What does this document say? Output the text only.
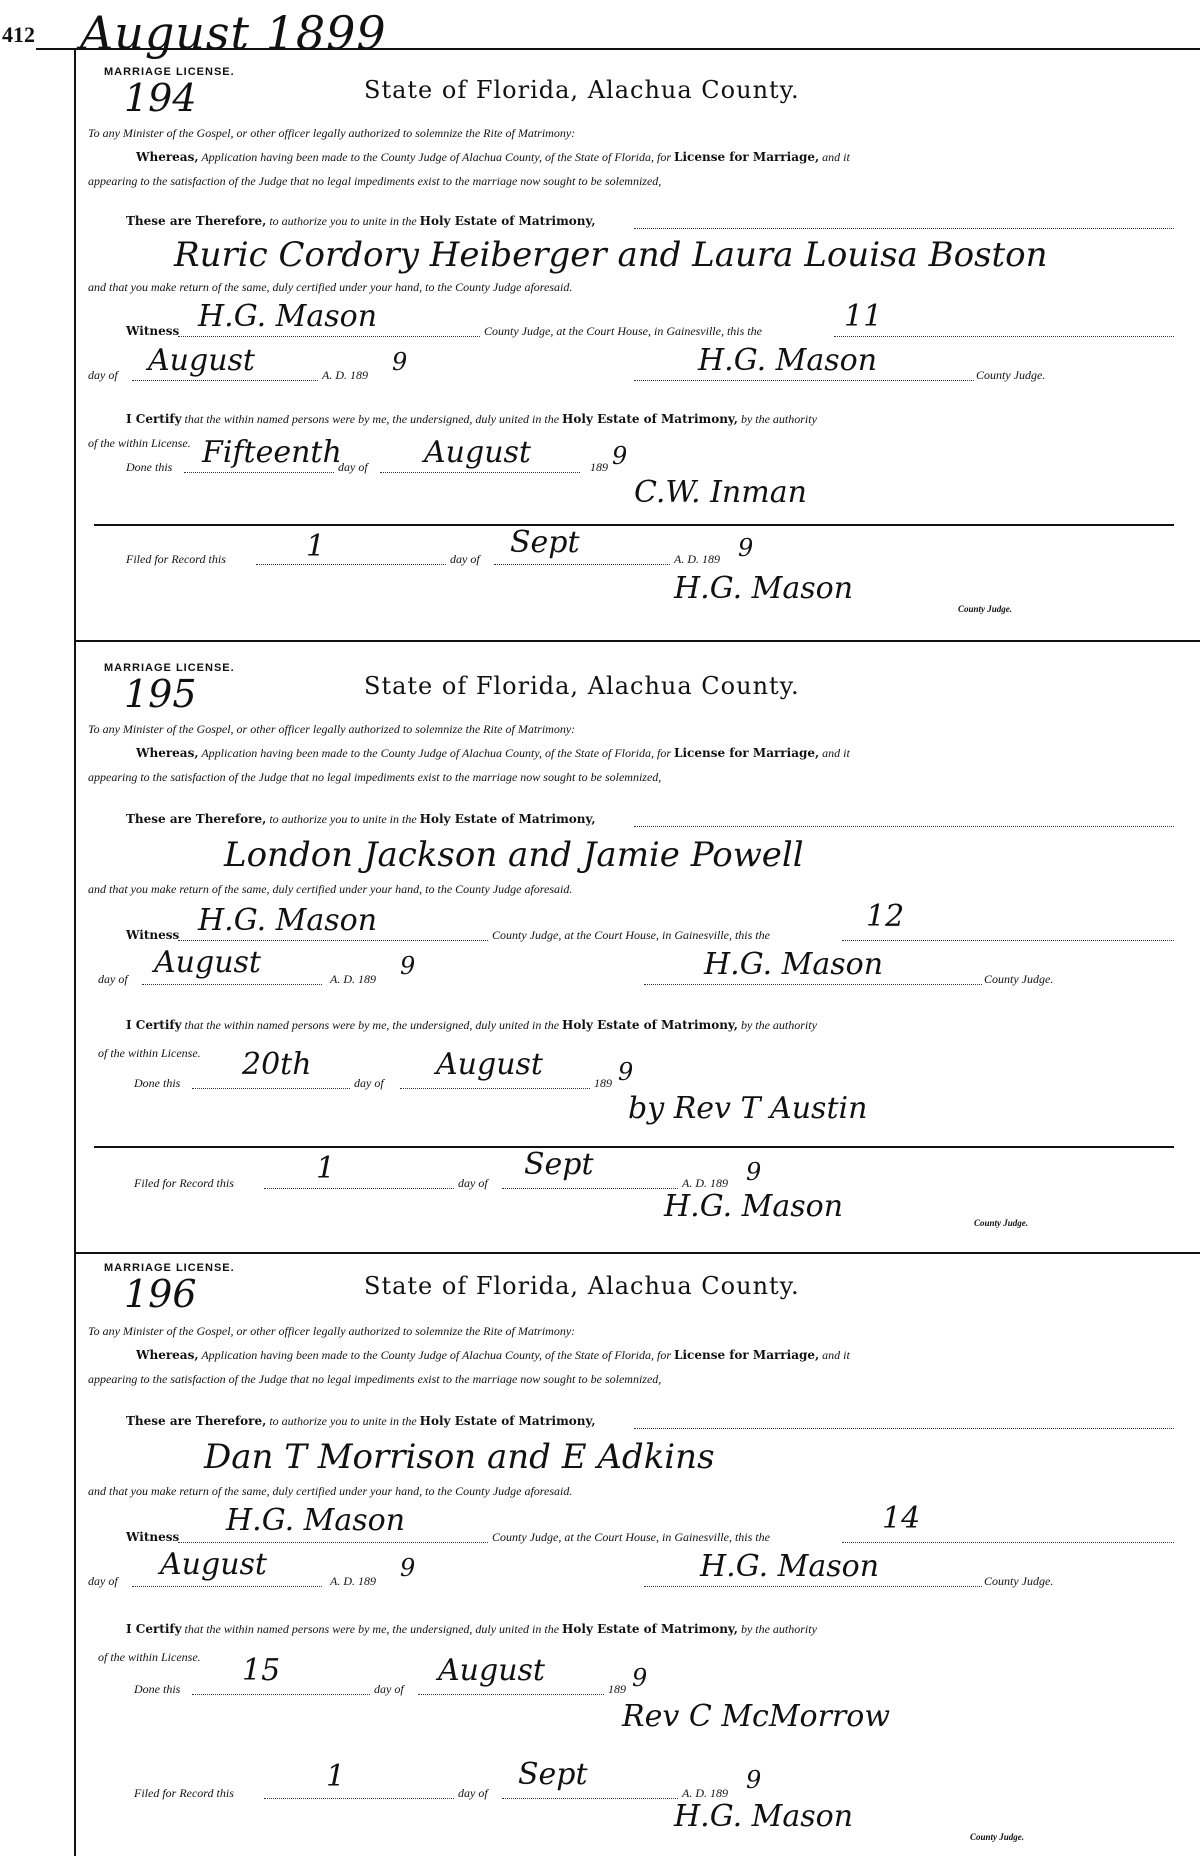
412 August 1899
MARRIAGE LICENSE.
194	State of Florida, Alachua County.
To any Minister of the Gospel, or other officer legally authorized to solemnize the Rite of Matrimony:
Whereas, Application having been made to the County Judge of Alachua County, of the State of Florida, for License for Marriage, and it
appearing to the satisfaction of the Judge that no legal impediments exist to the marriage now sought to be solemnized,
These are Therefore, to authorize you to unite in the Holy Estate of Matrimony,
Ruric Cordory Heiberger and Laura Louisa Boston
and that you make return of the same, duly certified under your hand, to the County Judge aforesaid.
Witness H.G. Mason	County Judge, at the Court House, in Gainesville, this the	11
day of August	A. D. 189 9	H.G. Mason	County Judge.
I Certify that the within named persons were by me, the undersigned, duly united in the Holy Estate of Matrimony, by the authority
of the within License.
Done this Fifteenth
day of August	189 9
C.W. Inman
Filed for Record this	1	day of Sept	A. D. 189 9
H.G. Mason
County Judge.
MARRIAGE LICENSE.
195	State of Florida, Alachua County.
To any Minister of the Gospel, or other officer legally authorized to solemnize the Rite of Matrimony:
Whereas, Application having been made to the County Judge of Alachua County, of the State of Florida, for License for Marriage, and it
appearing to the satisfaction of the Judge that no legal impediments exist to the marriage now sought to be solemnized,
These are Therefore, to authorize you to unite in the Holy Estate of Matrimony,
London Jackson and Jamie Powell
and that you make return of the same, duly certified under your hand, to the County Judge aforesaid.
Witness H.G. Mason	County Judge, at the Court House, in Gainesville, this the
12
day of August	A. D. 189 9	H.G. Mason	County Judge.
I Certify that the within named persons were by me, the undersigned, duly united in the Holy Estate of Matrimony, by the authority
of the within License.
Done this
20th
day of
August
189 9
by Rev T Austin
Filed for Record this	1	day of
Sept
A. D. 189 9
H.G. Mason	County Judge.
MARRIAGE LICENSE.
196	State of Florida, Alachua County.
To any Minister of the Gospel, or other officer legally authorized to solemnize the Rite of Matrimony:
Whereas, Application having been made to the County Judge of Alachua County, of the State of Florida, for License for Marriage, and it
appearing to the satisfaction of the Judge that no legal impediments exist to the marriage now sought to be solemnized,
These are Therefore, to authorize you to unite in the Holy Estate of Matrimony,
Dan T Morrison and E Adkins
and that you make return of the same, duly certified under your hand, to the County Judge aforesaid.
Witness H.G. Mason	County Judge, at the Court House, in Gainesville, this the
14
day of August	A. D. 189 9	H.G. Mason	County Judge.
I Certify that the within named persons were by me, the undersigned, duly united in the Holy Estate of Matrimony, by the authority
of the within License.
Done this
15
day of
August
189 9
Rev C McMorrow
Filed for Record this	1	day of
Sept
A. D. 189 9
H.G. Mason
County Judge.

* * *

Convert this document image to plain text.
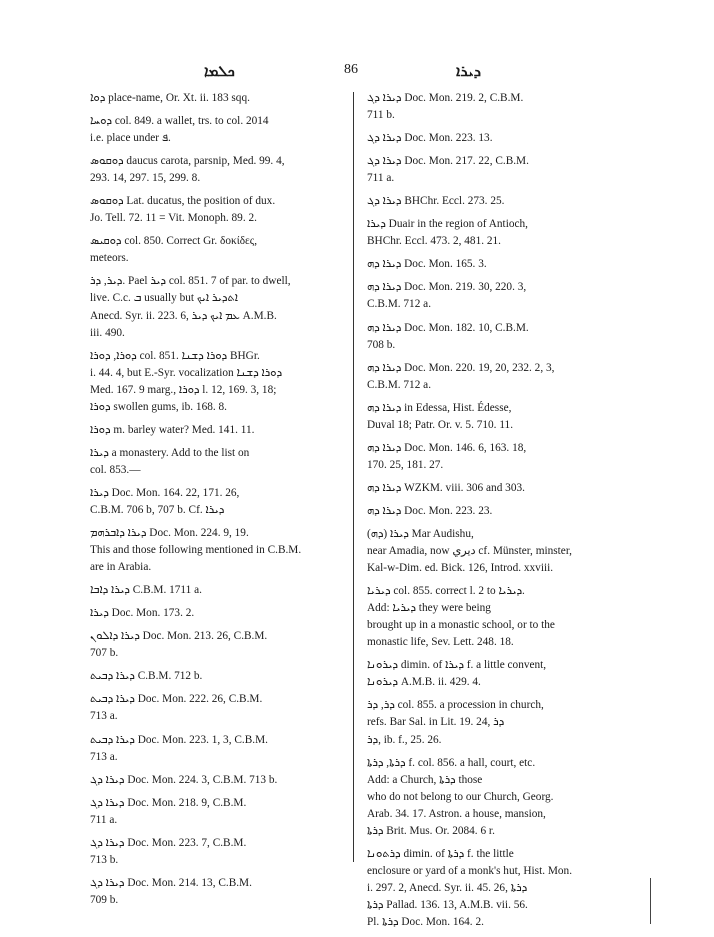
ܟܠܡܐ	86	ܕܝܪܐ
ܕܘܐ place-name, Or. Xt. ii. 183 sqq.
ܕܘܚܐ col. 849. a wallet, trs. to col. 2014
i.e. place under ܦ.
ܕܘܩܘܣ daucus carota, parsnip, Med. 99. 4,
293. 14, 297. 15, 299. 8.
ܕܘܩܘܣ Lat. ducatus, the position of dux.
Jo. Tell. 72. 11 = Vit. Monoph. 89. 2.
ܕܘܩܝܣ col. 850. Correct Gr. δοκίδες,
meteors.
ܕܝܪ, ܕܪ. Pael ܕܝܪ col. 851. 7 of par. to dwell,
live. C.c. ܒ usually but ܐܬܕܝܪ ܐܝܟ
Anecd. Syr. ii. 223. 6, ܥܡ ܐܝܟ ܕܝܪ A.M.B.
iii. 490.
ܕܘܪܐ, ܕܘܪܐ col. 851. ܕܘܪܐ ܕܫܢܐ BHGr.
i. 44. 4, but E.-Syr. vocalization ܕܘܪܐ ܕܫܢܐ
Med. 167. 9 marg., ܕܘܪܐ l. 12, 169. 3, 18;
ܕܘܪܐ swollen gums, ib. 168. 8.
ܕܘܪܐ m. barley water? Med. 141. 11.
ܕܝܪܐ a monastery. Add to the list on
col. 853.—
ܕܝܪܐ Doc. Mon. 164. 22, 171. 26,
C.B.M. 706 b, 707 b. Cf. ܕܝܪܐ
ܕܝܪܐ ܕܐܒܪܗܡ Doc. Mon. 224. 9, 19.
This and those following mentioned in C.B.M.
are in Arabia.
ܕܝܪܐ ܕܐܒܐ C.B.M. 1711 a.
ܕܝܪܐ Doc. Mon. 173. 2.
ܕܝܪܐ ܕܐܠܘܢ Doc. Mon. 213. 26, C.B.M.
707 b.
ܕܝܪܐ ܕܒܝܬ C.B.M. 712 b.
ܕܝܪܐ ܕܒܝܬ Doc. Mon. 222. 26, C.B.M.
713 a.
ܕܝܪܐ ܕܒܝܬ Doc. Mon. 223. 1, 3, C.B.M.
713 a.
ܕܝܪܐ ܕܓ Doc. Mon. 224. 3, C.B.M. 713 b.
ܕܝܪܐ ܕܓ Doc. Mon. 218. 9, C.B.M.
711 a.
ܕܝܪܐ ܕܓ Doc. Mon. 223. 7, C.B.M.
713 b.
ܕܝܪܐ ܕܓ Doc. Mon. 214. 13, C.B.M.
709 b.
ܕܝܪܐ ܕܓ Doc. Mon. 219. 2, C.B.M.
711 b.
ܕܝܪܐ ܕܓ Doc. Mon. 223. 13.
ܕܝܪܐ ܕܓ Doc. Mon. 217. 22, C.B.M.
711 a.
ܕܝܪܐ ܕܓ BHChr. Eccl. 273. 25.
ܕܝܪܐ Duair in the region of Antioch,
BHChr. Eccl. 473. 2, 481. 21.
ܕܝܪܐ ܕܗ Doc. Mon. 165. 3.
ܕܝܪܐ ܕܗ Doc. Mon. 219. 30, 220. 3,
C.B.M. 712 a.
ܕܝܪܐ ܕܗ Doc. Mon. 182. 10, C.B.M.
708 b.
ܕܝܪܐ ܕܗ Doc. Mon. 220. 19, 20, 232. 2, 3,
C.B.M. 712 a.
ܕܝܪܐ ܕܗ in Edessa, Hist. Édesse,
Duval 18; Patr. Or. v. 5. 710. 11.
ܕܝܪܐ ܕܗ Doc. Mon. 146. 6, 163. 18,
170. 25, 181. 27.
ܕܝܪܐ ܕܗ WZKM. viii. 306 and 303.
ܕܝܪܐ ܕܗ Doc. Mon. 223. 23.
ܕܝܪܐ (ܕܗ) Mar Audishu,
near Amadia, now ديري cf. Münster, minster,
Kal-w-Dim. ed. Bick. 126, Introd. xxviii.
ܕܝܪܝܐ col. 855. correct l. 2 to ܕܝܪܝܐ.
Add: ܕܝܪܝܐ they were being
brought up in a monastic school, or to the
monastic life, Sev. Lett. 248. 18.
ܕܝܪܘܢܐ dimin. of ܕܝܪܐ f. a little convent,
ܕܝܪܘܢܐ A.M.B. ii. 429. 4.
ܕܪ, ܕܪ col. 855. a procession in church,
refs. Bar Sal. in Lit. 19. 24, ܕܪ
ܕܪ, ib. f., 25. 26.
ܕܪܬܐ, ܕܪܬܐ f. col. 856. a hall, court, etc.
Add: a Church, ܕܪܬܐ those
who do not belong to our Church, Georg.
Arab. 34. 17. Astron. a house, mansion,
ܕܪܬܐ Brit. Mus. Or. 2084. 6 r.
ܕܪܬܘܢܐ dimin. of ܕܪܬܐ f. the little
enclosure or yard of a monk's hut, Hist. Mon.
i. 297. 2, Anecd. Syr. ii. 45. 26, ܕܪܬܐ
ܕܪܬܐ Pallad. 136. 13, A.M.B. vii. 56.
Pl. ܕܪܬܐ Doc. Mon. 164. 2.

--

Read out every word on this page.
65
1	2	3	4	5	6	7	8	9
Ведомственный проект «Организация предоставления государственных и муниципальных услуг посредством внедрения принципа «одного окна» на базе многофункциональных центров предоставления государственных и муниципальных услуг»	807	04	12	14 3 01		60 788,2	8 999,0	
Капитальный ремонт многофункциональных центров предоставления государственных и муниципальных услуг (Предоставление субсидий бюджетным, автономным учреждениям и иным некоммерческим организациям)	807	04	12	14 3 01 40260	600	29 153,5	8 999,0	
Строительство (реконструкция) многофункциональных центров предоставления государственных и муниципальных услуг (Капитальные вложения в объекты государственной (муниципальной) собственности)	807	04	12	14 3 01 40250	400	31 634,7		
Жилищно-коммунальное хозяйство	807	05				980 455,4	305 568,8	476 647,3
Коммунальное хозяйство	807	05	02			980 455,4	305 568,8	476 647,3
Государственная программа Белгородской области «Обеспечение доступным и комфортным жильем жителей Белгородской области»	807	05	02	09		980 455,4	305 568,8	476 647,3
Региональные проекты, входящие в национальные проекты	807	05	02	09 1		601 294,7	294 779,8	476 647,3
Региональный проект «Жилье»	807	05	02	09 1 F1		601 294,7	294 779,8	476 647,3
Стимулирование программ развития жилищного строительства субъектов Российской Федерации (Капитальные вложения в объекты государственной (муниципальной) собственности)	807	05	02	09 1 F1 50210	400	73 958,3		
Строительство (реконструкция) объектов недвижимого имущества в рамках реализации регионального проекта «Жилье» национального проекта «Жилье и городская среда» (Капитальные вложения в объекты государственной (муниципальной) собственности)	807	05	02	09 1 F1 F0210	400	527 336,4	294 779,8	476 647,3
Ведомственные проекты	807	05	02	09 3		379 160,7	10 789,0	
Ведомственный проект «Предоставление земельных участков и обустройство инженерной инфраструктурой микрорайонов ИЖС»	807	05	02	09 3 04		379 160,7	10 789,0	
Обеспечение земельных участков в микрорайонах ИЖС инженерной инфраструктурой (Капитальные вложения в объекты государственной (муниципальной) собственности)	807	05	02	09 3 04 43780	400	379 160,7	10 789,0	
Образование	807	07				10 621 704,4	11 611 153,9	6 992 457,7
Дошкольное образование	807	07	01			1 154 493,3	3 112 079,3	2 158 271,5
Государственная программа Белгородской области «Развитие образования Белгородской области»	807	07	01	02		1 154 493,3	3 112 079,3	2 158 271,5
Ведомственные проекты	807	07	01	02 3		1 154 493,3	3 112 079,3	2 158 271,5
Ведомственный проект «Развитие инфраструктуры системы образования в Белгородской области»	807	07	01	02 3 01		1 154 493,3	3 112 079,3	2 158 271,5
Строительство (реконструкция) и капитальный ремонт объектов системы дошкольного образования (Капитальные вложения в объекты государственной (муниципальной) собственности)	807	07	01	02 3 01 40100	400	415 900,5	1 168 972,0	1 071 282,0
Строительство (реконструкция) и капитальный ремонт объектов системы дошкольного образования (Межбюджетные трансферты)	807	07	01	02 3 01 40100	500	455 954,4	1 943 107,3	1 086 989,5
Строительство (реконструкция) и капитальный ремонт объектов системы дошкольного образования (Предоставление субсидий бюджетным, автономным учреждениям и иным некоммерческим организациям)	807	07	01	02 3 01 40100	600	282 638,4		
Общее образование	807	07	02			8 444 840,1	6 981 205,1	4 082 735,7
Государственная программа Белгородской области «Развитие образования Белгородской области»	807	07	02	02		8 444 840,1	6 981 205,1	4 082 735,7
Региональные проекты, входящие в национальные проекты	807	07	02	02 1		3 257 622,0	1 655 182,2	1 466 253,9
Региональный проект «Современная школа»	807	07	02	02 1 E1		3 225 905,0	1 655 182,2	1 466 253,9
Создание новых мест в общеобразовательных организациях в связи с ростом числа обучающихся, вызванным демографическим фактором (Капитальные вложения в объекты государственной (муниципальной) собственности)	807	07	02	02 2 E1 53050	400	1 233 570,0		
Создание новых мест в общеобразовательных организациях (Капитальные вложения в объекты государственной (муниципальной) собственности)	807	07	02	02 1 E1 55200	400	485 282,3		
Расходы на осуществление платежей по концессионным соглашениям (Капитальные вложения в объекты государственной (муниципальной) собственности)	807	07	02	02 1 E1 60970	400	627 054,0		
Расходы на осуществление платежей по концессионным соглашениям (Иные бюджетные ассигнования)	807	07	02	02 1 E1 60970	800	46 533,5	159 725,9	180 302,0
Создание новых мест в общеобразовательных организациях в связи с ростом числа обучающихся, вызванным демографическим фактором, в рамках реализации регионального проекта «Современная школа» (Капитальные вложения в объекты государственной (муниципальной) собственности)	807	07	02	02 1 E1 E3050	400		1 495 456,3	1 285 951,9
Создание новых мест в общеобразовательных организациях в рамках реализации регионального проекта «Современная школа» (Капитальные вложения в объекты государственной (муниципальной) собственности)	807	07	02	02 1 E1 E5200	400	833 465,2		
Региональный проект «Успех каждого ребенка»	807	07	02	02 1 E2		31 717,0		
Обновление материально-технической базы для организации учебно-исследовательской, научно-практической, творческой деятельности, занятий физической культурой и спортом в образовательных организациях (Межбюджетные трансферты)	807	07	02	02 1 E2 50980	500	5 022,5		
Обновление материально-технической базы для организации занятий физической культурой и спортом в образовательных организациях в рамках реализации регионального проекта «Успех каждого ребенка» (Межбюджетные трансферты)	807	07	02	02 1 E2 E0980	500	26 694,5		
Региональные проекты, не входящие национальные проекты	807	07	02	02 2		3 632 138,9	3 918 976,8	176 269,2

TASK INSTRUCTIONS —
Of the lines in the data, how many hold the string "document"? State the number, nothing else.

EXERCISE OUTPUT —
2